WRITTEN TASK
Every entry below must be repeated exactly; skip the pictures.

□ □ □ □ □

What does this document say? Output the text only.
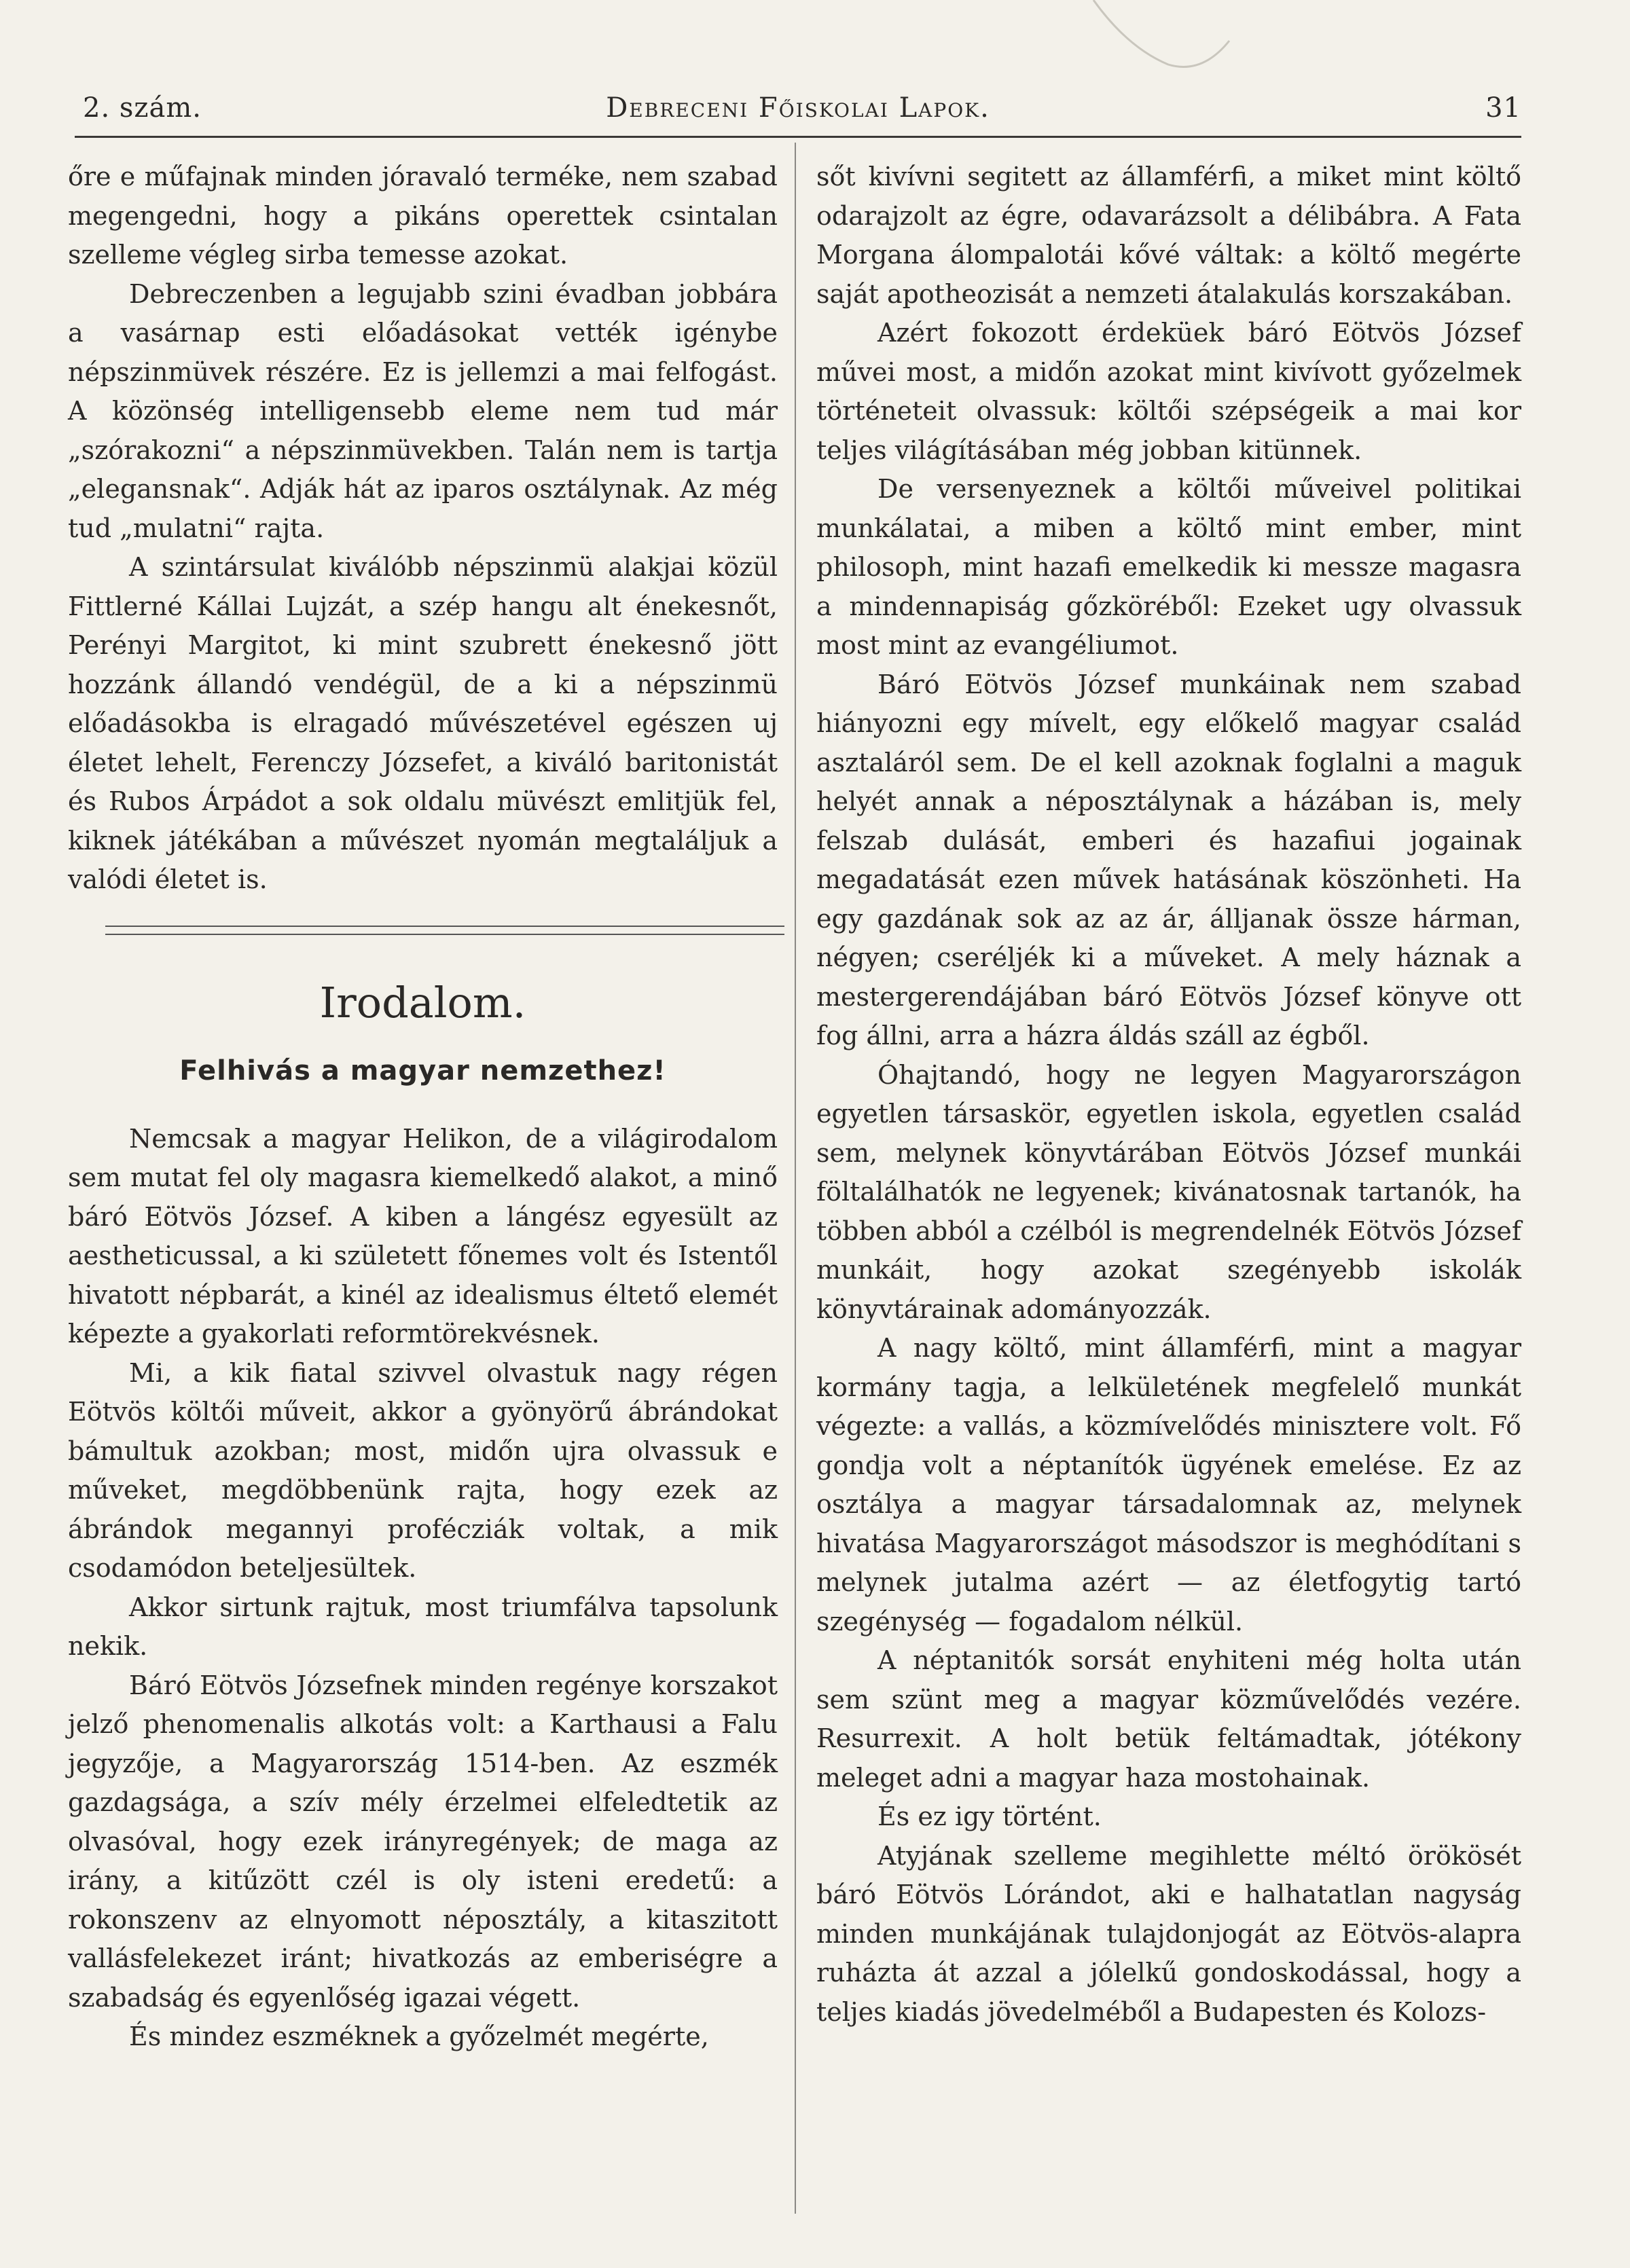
2. szám.	Debreceni Főiskolai Lapok.	31

őre e műfajnak minden jóravaló terméke, nem szabad megengedni, hogy a pikáns operettek csintalan szelleme végleg sirba temesse azokat.

Debreczenben a legujabb szini évadban jobbára a vasárnap esti előadásokat vették igénybe népszinmüvek részére. Ez is jellemzi a mai felfogást. A közönség intelligensebb eleme nem tud már „szórakozni“ a népszinmüvekben. Talán nem is tartja „elegansnak“. Adják hát az iparos osztálynak. Az még tud „mulatni“ rajta.

A szintársulat kiválóbb népszinmü alakjai közül Fittlerné Kállai Lujzát, a szép hangu alt énekesnőt, Perényi Margitot, ki mint szubrett énekesnő jött hozzánk állandó vendégül, de a ki a népszinmü előadásokba is elragadó művészetével egészen uj életet lehelt, Ferenczy Józsefet, a kiváló baritonistát és Rubos Árpádot a sok oldalu müvészt emlitjük fel, kiknek játékában a művészet nyomán megtaláljuk a valódi életet is.

Irodalom.
Felhivás a magyar nemzethez!

Nemcsak a magyar Helikon, de a világirodalom sem mutat fel oly magasra kiemelkedő alakot, a minő báró Eötvös József. A kiben a lángész egyesült az aestheticussal, a ki született főnemes volt és Istentől hivatott népbarát, a kinél az idealismus éltető elemét képezte a gyakorlati reformtörekvésnek.

Mi, a kik fiatal szivvel olvastuk nagy régen Eötvös költői műveit, akkor a gyönyörű ábrándokat bámultuk azokban; most, midőn ujra olvassuk e műveket, megdöbbenünk rajta, hogy ezek az ábrándok megannyi profécziák voltak, a mik csodamódon beteljesültek.

Akkor sirtunk rajtuk, most triumfálva tapsolunk nekik.

Báró Eötvös Józsefnek minden regénye korszakot jelző phenomenalis alkotás volt: a Karthausi a Falu jegyzője, a Magyarország 1514-ben. Az eszmék gazdagsága, a szív mély érzelmei elfeledtetik az olvasóval, hogy ezek irányregények; de maga az irány, a kitűzött czél is oly isteni eredetű: a rokonszenv az elnyomott néposztály, a kitaszitott vallásfelekezet iránt; hivatkozás az emberiségre a szabadság és egyenlőség igazai végett.

És mindez eszméknek a győzelmét megérte,

sőt kivívni segitett az államférfi, a miket mint költő odarajzolt az égre, odavarázsolt a délibábra. A Fata Morgana álompalotái kővé váltak: a költő megérte saját apotheozisát a nemzeti átalakulás korszakában.

Azért fokozott érdeküek báró Eötvös József művei most, a midőn azokat mint kivívott győzelmek történeteit olvassuk: költői szépségeik a mai kor teljes világításában még jobban kitünnek.

De versenyeznek a költői műveivel politikai munkálatai, a miben a költő mint ember, mint philosoph, mint hazafi emelkedik ki messze magasra a mindennapiság gőzköréből: Ezeket ugy olvassuk most mint az evangéliumot.

Báró Eötvös József munkáinak nem szabad hiányozni egy mívelt, egy előkelő magyar család asztaláról sem. De el kell azoknak foglalni a maguk helyét annak a néposztálynak a házában is, mely felszab dulását, emberi és hazafiui jogainak megadatását ezen művek hatásának köszönheti. Ha egy gazdának sok az az ár, álljanak össze hárman, négyen; cseréljék ki a műveket. A mely háznak a mestergerendájában báró Eötvös József könyve ott fog állni, arra a házra áldás száll az égből.

Óhajtandó, hogy ne legyen Magyarországon egyetlen társaskör, egyetlen iskola, egyetlen család sem, melynek könyvtárában Eötvös József munkái föltalálhatók ne legyenek; kivánatosnak tartanók, ha többen abból a czélból is megrendelnék Eötvös József munkáit, hogy azokat szegényebb iskolák könyvtárainak adományozzák.

A nagy költő, mint államférfi, mint a magyar kormány tagja, a lelkületének megfelelő munkát végezte: a vallás, a közmívelődés minisztere volt. Fő gondja volt a néptanítók ügyének emelése. Ez az osztálya a magyar társadalomnak az, melynek hivatása Magyarországot másodszor is meghódítani s melynek jutalma azért — az életfogytig tartó szegénység — fogadalom nélkül.

A néptanitók sorsát enyhiteni még holta után sem szünt meg a magyar közművelődés vezére. Resurrexit. A holt betük feltámadtak, jótékony meleget adni a magyar haza mostohainak.

És ez igy történt.

Atyjának szelleme megihlette méltó örökösét báró Eötvös Lórándot, aki e halhatatlan nagyság minden munkájának tulajdonjogát az Eötvös-alapra ruházta át azzal a jólelkű gondoskodással, hogy a teljes kiadás jövedelméből a Budapesten és Kolozs-
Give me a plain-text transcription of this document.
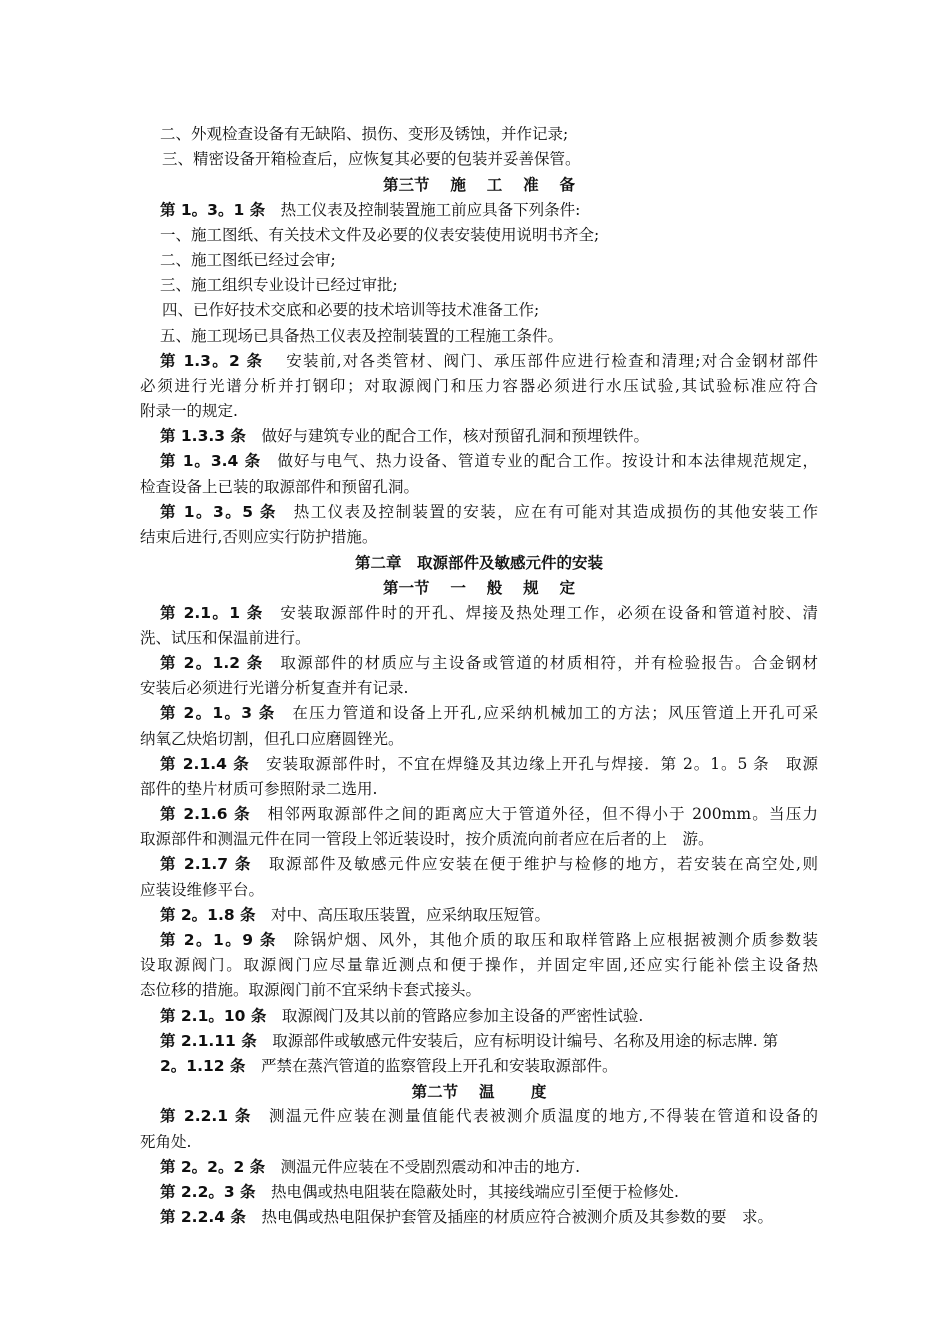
二、外观检查设备有无缺陷、损伤、变形及锈蚀，并作记录;
三、精密设备开箱检查后，应恢复其必要的包装并妥善保管。
第三节　 施　 工　 准　 备
第 1。3。1 条　热工仪表及控制装置施工前应具备下列条件:
一、施工图纸、有关技术文件及必要的仪表安装使用说明书齐全;
二、施工图纸已经过会审;
三、施工组织专业设计已经过审批;
四、已作好技术交底和必要的技术培训等技术准备工作;
五、施工现场已具备热工仪表及控制装置的工程施工条件。
第 1.3。2 条　 安装前,对各类管材、阀门、承压部件应进行检查和清理;对合金钢材部件
必须进行光谱分析并打钢印；对取源阀门和压力容器必须进行水压试验,其试验标准应符合
附录一的规定.
第 1.3.3 条　做好与建筑专业的配合工作，核对预留孔洞和预埋铁件。
第 1。3.4 条　做好与电气、热力设备、管道专业的配合工作。按设计和本法律规范规定，
检查设备上已装的取源部件和预留孔洞。
第 1。3。5 条　热工仪表及控制装置的安装，应在有可能对其造成损伤的其他安装工作
结束后进行,否则应实行防护措施。
第二章　取源部件及敏感元件的安装
第一节　 一　 般　 规　 定
第 2.1。1 条　安装取源部件时的开孔、焊接及热处理工作，必须在设备和管道衬胶、清
洗、试压和保温前进行。
第 2。1.2 条　取源部件的材质应与主设备或管道的材质相符，并有检验报告。合金钢材
安装后必须进行光谱分析复查并有记录.
第 2。1。3 条　在压力管道和设备上开孔,应采纳机械加工的方法；风压管道上开孔可采
纳氧乙炔焰切割，但孔口应磨圆锉光。
第 2.1.4 条　安装取源部件时，不宜在焊缝及其边缘上开孔与焊接．第 2。1。5 条　取源
部件的垫片材质可参照附录二选用.
第 2.1.6 条　相邻两取源部件之间的距离应大于管道外径，但不得小于 200mm。当压力
取源部件和测温元件在同一管段上邻近装设时，按介质流向前者应在后者的上　游。
第 2.1.7 条　取源部件及敏感元件应安装在便于维护与检修的地方，若安装在高空处,则
应装设维修平台。
第 2。1.8 条　对中、高压取压装置，应采纳取压短管。
第 2。1。9 条　除锅炉烟、风外，其他介质的取压和取样管路上应根据被测介质参数装
设取源阀门。取源阀门应尽量靠近测点和便于操作，并固定牢固,还应实行能补偿主设备热
态位移的措施。取源阀门前不宜采纳卡套式接头。
第 2.1。10 条　取源阀门及其以前的管路应参加主设备的严密性试验.
第 2.1.11 条　取源部件或敏感元件安装后，应有标明设计编号、名称及用途的标志牌. 第
2。1.12 条　严禁在蒸汽管道的监察管段上开孔和安装取源部件。
第二节　 温　　 度
第 2.2.1 条　测温元件应装在测量值能代表被测介质温度的地方,不得装在管道和设备的
死角处.
第 2。2。2 条　测温元件应装在不受剧烈震动和冲击的地方.
第 2.2。3 条　热电偶或热电阻装在隐蔽处时，其接线端应引至便于检修处.
第 2.2.4 条　热电偶或热电阻保护套管及插座的材质应符合被测介质及其参数的要　求。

□ □ □ □ □

EXPECTED ANSWER
What does this document say? Output the text only.
2. szám.	Debreceni Főiskolai Lapok.	31

őre e műfajnak minden jóravaló terméke, nem szabad megengedni, hogy a pikáns operettek csintalan szelleme végleg sirba temesse azokat.

Debreczenben a legujabb szini évadban jobbára a vasárnap esti előadásokat vették igénybe népszinmüvek részére. Ez is jellemzi a mai felfogást. A közönség intelligensebb eleme nem tud már „szórakozni“ a népszinmüvekben. Talán nem is tartja „elegansnak“. Adják hát az iparos osztálynak. Az még tud „mulatni“ rajta.

A szintársulat kiválóbb népszinmü alakjai közül Fittlerné Kállai Lujzát, a szép hangu alt énekesnőt, Perényi Margitot, ki mint szubrett énekesnő jött hozzánk állandó vendégül, de a ki a népszinmü előadásokba is elragadó művészetével egészen uj életet lehelt, Ferenczy Józsefet, a kiváló baritonistát és Rubos Árpádot a sok oldalu müvészt emlitjük fel, kiknek játékában a művészet nyomán megtaláljuk a valódi életet is.

Irodalom.
Felhivás a magyar nemzethez!

Nemcsak a magyar Helikon, de a világirodalom sem mutat fel oly magasra kiemelkedő alakot, a minő báró Eötvös József. A kiben a lángész egyesült az aestheticussal, a ki született főnemes volt és Istentől hivatott népbarát, a kinél az idealismus éltető elemét képezte a gyakorlati reformtörekvésnek.

Mi, a kik fiatal szivvel olvastuk nagy régen Eötvös költői műveit, akkor a gyönyörű ábrándokat bámultuk azokban; most, midőn ujra olvassuk e műveket, megdöbbenünk rajta, hogy ezek az ábrándok megannyi profécziák voltak, a mik csodamódon beteljesültek.

Akkor sirtunk rajtuk, most triumfálva tapsolunk nekik.

Báró Eötvös Józsefnek minden regénye korszakot jelző phenomenalis alkotás volt: a Karthausi a Falu jegyzője, a Magyarország 1514-ben. Az eszmék gazdagsága, a szív mély érzelmei elfeledtetik az olvasóval, hogy ezek irányregények; de maga az irány, a kitűzött czél is oly isteni eredetű: a rokonszenv az elnyomott néposztály, a kitaszitott vallásfelekezet iránt; hivatkozás az emberiségre a szabadság és egyenlőség igazai végett.

És mindez eszméknek a győzelmét megérte,

sőt kivívni segitett az államférfi, a miket mint költő odarajzolt az égre, odavarázsolt a délibábra. A Fata Morgana álompalotái kővé váltak: a költő megérte saját apotheozisát a nemzeti átalakulás korszakában.

Azért fokozott érdeküek báró Eötvös József művei most, a midőn azokat mint kivívott győzelmek történeteit olvassuk: költői szépségeik a mai kor teljes világításában még jobban kitünnek.

De versenyeznek a költői műveivel politikai munkálatai, a miben a költő mint ember, mint philosoph, mint hazafi emelkedik ki messze magasra a mindennapiság gőzköréből: Ezeket ugy olvassuk most mint az evangéliumot.

Báró Eötvös József munkáinak nem szabad hiányozni egy mívelt, egy előkelő magyar család asztaláról sem. De el kell azoknak foglalni a maguk helyét annak a néposztálynak a házában is, mely felszab dulását, emberi és hazafiui jogainak megadatását ezen művek hatásának köszönheti. Ha egy gazdának sok az az ár, álljanak össze hárman, négyen; cseréljék ki a műveket. A mely háznak a mestergerendájában báró Eötvös József könyve ott fog állni, arra a házra áldás száll az égből.

Óhajtandó, hogy ne legyen Magyarországon egyetlen társaskör, egyetlen iskola, egyetlen család sem, melynek könyvtárában Eötvös József munkái föltalálhatók ne legyenek; kivánatosnak tartanók, ha többen abból a czélból is megrendelnék Eötvös József munkáit, hogy azokat szegényebb iskolák könyvtárainak adományozzák.

A nagy költő, mint államférfi, mint a magyar kormány tagja, a lelkületének megfelelő munkát végezte: a vallás, a közmívelődés minisztere volt. Fő gondja volt a néptanítók ügyének emelése. Ez az osztálya a magyar társadalomnak az, melynek hivatása Magyarországot másodszor is meghódítani s melynek jutalma azért — az életfogytig tartó szegénység — fogadalom nélkül.

A néptanitók sorsát enyhiteni még holta után sem szünt meg a magyar közművelődés vezére. Resurrexit. A holt betük feltámadtak, jótékony meleget adni a magyar haza mostohainak.

És ez igy történt.

Atyjának szelleme megihlette méltó örökösét báró Eötvös Lórándot, aki e halhatatlan nagyság minden munkájának tulajdonjogát az Eötvös-alapra ruházta át azzal a jólelkű gondoskodással, hogy a teljes kiadás jövedelméből a Budapesten és Kolozs-
Give me a plain-text transcription of this document.
二、外观检查设备有无缺陷、损伤、变形及锈蚀，并作记录;
三、精密设备开箱检查后，应恢复其必要的包装并妥善保管。
第三节　 施　 工　 准　 备
第 1。3。1 条　热工仪表及控制装置施工前应具备下列条件:
一、施工图纸、有关技术文件及必要的仪表安装使用说明书齐全;
二、施工图纸已经过会审;
三、施工组织专业设计已经过审批;
四、已作好技术交底和必要的技术培训等技术准备工作;
五、施工现场已具备热工仪表及控制装置的工程施工条件。
第 1.3。2 条　 安装前,对各类管材、阀门、承压部件应进行检查和清理;对合金钢材部件
必须进行光谱分析并打钢印；对取源阀门和压力容器必须进行水压试验,其试验标准应符合
附录一的规定.
第 1.3.3 条　做好与建筑专业的配合工作，核对预留孔洞和预埋铁件。
第 1。3.4 条　做好与电气、热力设备、管道专业的配合工作。按设计和本法律规范规定，
检查设备上已装的取源部件和预留孔洞。
第 1。3。5 条　热工仪表及控制装置的安装，应在有可能对其造成损伤的其他安装工作
结束后进行,否则应实行防护措施。
第二章　取源部件及敏感元件的安装
第一节　 一　 般　 规　 定
第 2.1。1 条　安装取源部件时的开孔、焊接及热处理工作，必须在设备和管道衬胶、清
洗、试压和保温前进行。
第 2。1.2 条　取源部件的材质应与主设备或管道的材质相符，并有检验报告。合金钢材
安装后必须进行光谱分析复查并有记录.
第 2。1。3 条　在压力管道和设备上开孔,应采纳机械加工的方法；风压管道上开孔可采
纳氧乙炔焰切割，但孔口应磨圆锉光。
第 2.1.4 条　安装取源部件时，不宜在焊缝及其边缘上开孔与焊接．第 2。1。5 条　取源
部件的垫片材质可参照附录二选用.
第 2.1.6 条　相邻两取源部件之间的距离应大于管道外径，但不得小于 200mm。当压力
取源部件和测温元件在同一管段上邻近装设时，按介质流向前者应在后者的上　游。
第 2.1.7 条　取源部件及敏感元件应安装在便于维护与检修的地方，若安装在高空处,则
应装设维修平台。
第 2。1.8 条　对中、高压取压装置，应采纳取压短管。
第 2。1。9 条　除锅炉烟、风外，其他介质的取压和取样管路上应根据被测介质参数装
设取源阀门。取源阀门应尽量靠近测点和便于操作，并固定牢固,还应实行能补偿主设备热
态位移的措施。取源阀门前不宜采纳卡套式接头。
第 2.1。10 条　取源阀门及其以前的管路应参加主设备的严密性试验.
第 2.1.11 条　取源部件或敏感元件安装后，应有标明设计编号、名称及用途的标志牌. 第
2。1.12 条　严禁在蒸汽管道的监察管段上开孔和安装取源部件。
第二节　 温　　 度
第 2.2.1 条　测温元件应装在测量值能代表被测介质温度的地方,不得装在管道和设备的
死角处.
第 2。2。2 条　测温元件应装在不受剧烈震动和冲击的地方.
第 2.2。3 条　热电偶或热电阻装在隐蔽处时，其接线端应引至便于检修处.
第 2.2.4 条　热电偶或热电阻保护套管及插座的材质应符合被测介质及其参数的要　求。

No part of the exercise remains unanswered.